**Records to process**:
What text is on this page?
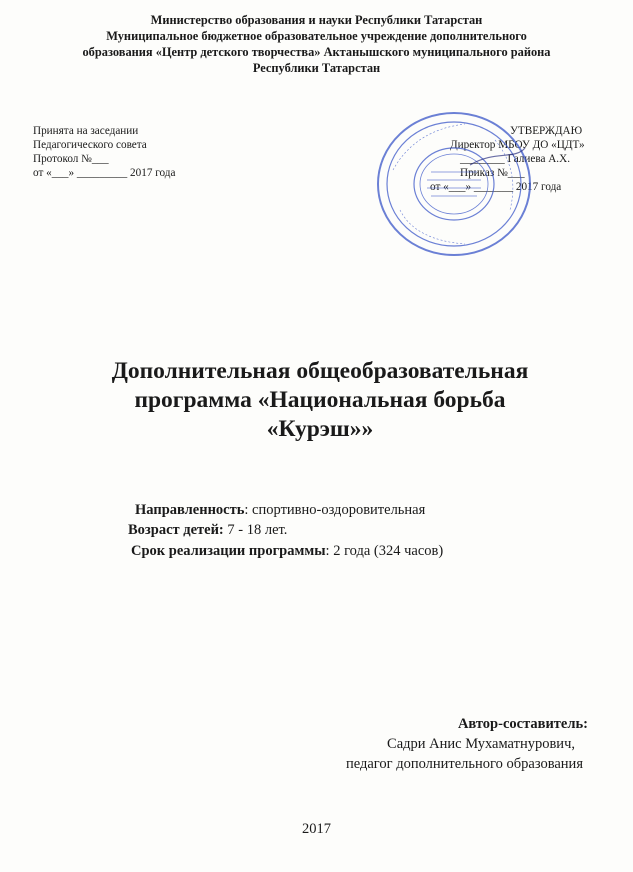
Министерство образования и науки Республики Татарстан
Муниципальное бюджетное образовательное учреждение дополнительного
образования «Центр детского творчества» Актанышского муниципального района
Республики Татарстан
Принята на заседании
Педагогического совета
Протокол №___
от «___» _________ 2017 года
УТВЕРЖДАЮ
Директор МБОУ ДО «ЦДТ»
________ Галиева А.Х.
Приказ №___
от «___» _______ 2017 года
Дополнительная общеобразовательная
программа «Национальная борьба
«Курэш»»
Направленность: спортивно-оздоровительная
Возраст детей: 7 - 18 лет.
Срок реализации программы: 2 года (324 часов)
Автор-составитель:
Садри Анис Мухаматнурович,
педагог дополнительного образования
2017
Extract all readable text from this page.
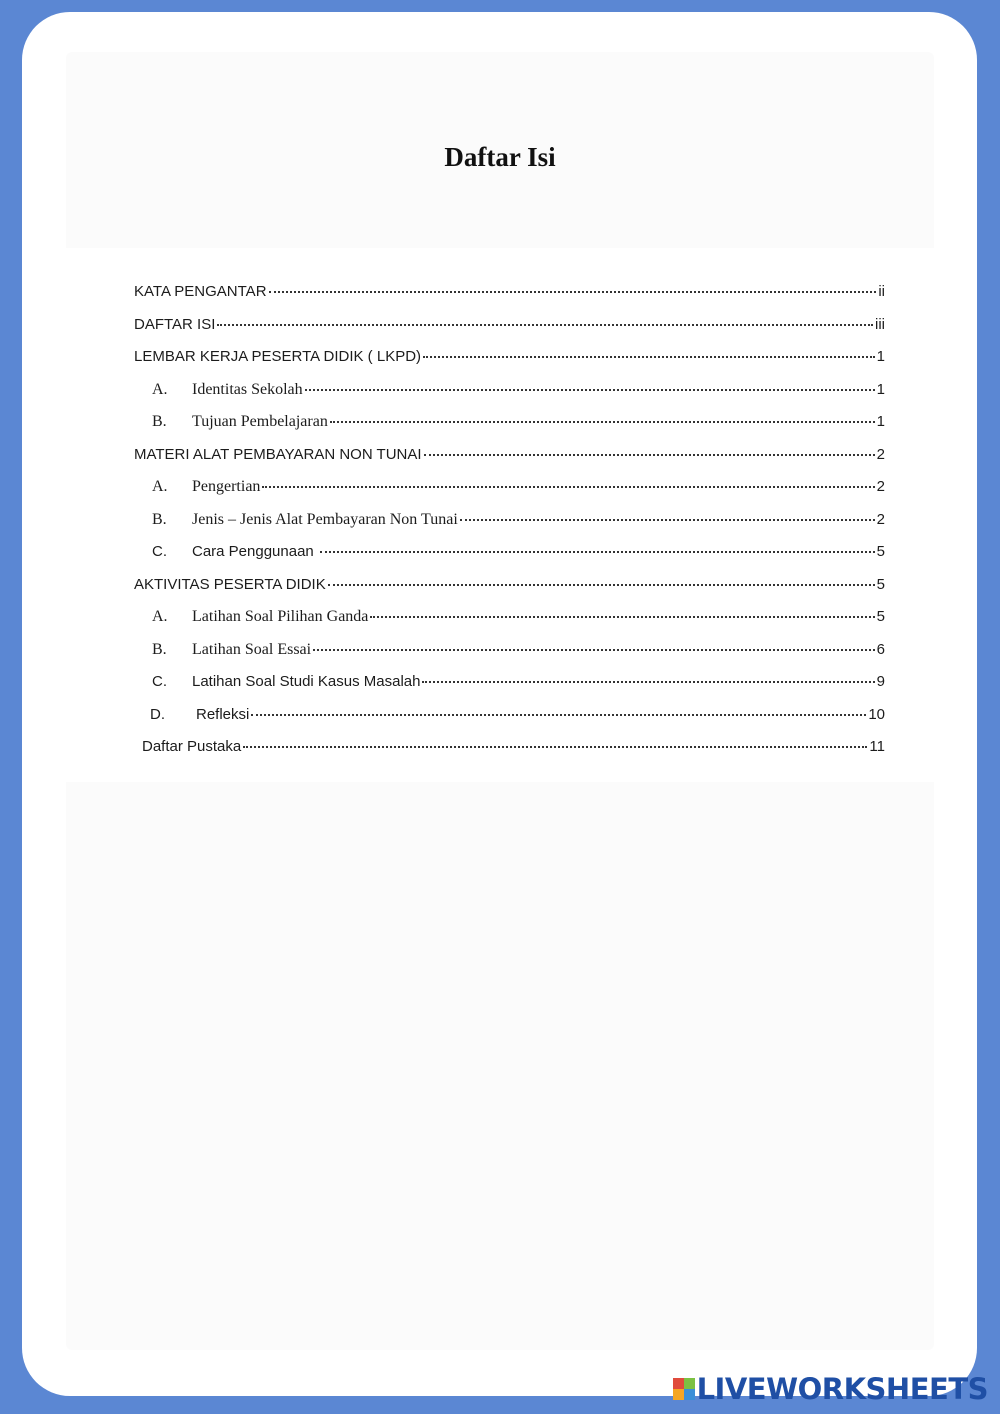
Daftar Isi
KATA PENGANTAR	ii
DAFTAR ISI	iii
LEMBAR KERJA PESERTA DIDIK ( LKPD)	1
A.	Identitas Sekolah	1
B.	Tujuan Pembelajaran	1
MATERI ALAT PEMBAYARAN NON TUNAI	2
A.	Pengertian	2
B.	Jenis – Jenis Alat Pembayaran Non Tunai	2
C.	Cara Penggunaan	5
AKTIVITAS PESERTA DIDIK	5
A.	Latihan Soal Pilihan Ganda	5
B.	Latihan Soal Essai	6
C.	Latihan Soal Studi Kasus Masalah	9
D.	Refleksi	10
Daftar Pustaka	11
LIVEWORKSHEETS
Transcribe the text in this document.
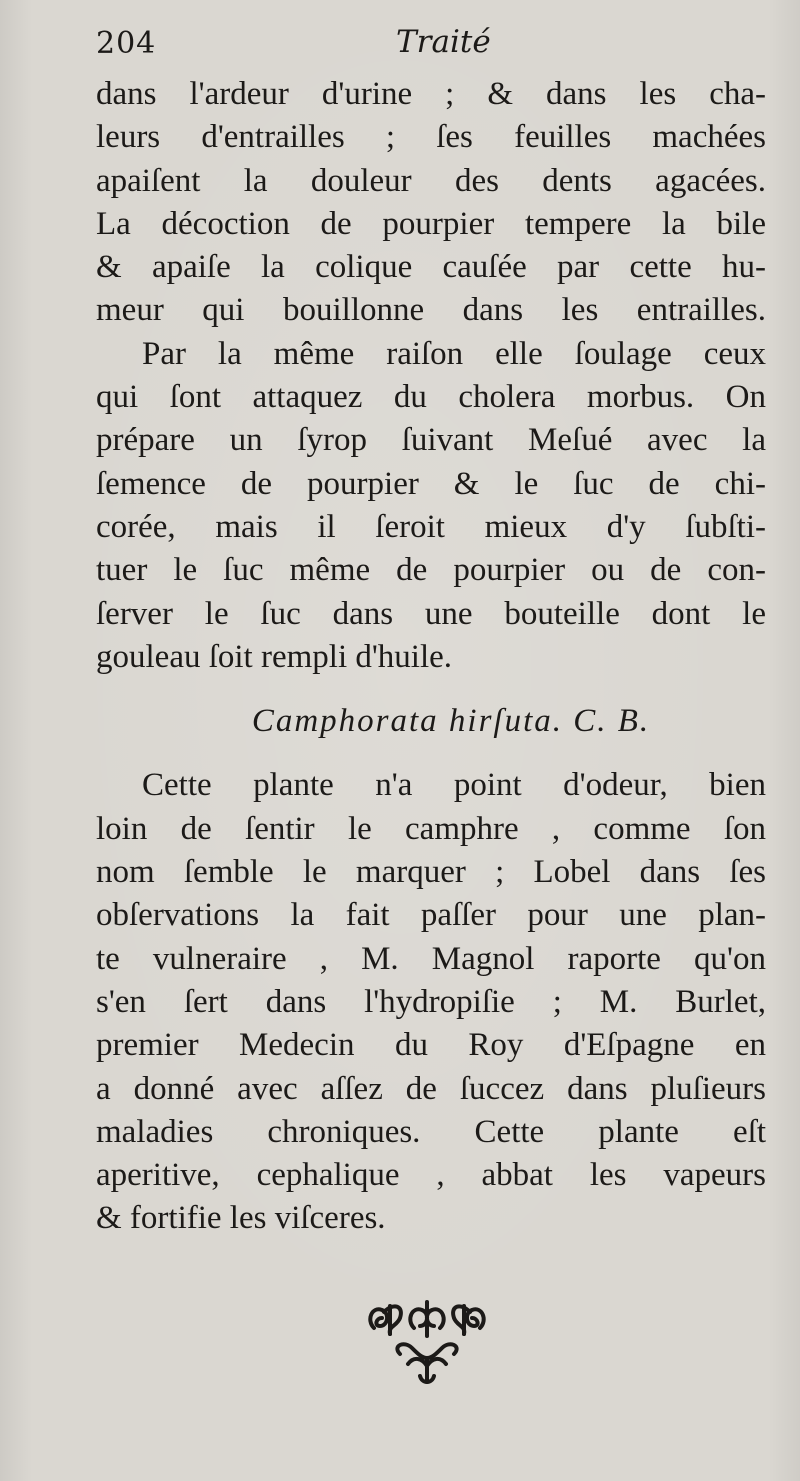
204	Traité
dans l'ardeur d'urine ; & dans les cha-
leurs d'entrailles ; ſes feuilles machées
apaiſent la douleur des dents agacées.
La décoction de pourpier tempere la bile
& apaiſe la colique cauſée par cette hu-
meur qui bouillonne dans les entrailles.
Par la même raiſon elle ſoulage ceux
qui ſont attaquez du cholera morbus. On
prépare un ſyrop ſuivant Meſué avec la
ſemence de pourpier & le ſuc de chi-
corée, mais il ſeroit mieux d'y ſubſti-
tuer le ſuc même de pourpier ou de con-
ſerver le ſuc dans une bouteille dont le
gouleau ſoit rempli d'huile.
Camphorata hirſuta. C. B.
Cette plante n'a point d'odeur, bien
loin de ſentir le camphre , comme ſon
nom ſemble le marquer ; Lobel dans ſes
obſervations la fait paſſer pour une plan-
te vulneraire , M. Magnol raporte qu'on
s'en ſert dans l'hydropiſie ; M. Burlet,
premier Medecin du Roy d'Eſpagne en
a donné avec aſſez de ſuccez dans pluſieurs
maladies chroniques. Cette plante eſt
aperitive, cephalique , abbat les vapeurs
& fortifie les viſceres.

**Written problem**: Only lines that contain the word "образования" are wanted; copy each of them.

**Expected answer**:
Министерство образования и науки Республики Татарстан
образования «Центр детского творчества» Актанышского муниципального района
педагог дополнительного образования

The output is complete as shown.